* Work instructions *
Tally how many lines of these entries hold the string "developed". Return the number alone.

* Records *
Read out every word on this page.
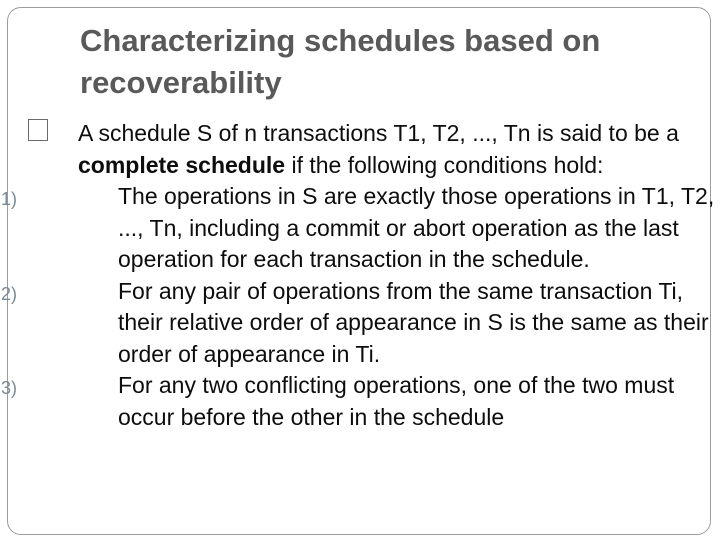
Characterizing schedules based on recoverability

A schedule S of n transactions T1, T2, ..., Tn is said to be a complete schedule if the following conditions hold:

1)	The operations in S are exactly those operations in T1, T2, ..., Tn, including a commit or abort operation as the last operation for each transaction in the schedule.

2)	For any pair of operations from the same transaction Ti, their relative order of appearance in S is the same as their order of appearance in Ti.

3)	For any two conflicting operations, one of the two must occur before the other in the schedule
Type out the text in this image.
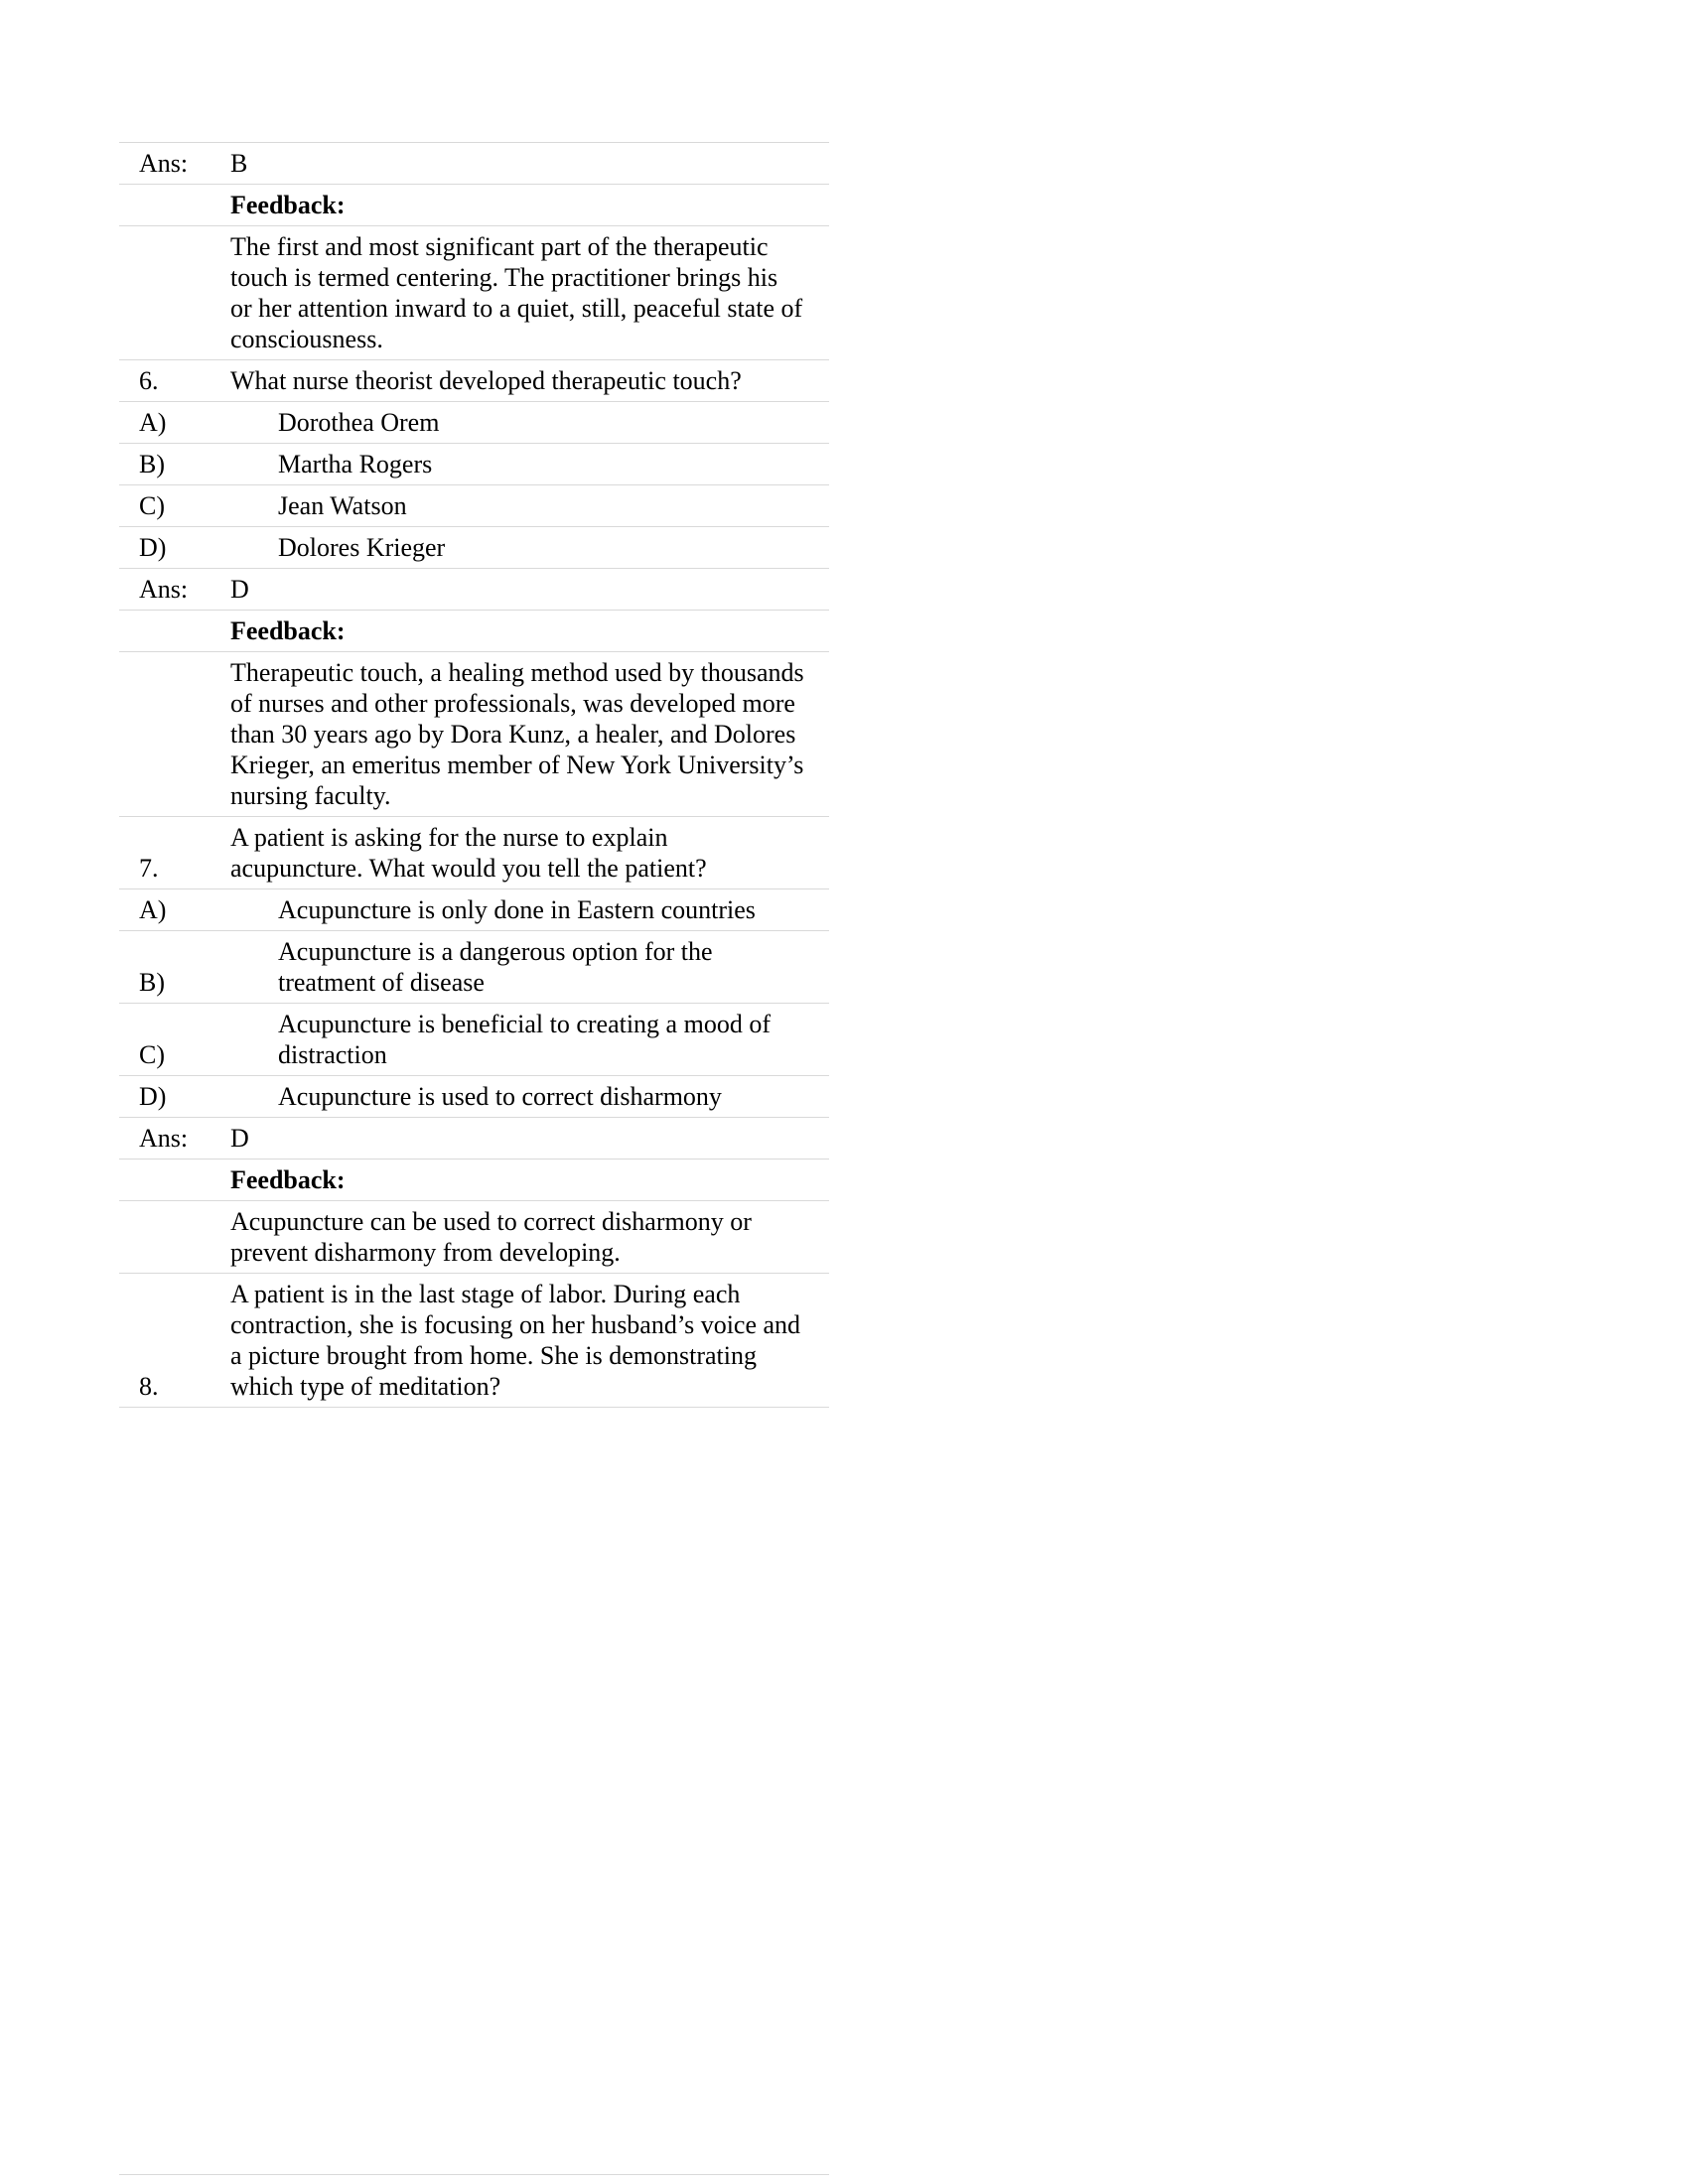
Ans:	B
	Feedback:
	The first and most significant part of the therapeutic touch is termed centering. The practitioner brings his or her attention inward to a quiet, still, peaceful state of consciousness.
6.	What nurse theorist developed therapeutic touch?
A)	Dorothea Orem
B)	Martha Rogers
C)	Jean Watson
D)	Dolores Krieger
Ans:	D
	Feedback:
	Therapeutic touch, a healing method used by thousands of nurses and other professionals, was developed more than 30 years ago by Dora Kunz, a healer, and Dolores Krieger, an emeritus member of New York University’s nursing faculty.
7.	A patient is asking for the nurse to explain acupuncture. What would you tell the patient?
A)	Acupuncture is only done in Eastern countries
B)	Acupuncture is a dangerous option for the treatment of disease
C)	Acupuncture is beneficial to creating a mood of distraction
D)	Acupuncture is used to correct disharmony
Ans:	D
	Feedback:
	Acupuncture can be used to correct disharmony or prevent disharmony from developing.
8.	A patient is in the last stage of labor. During each contraction, she is focusing on her husband’s voice and a picture brought from home. She is demonstrating which type of meditation?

* Final result *
2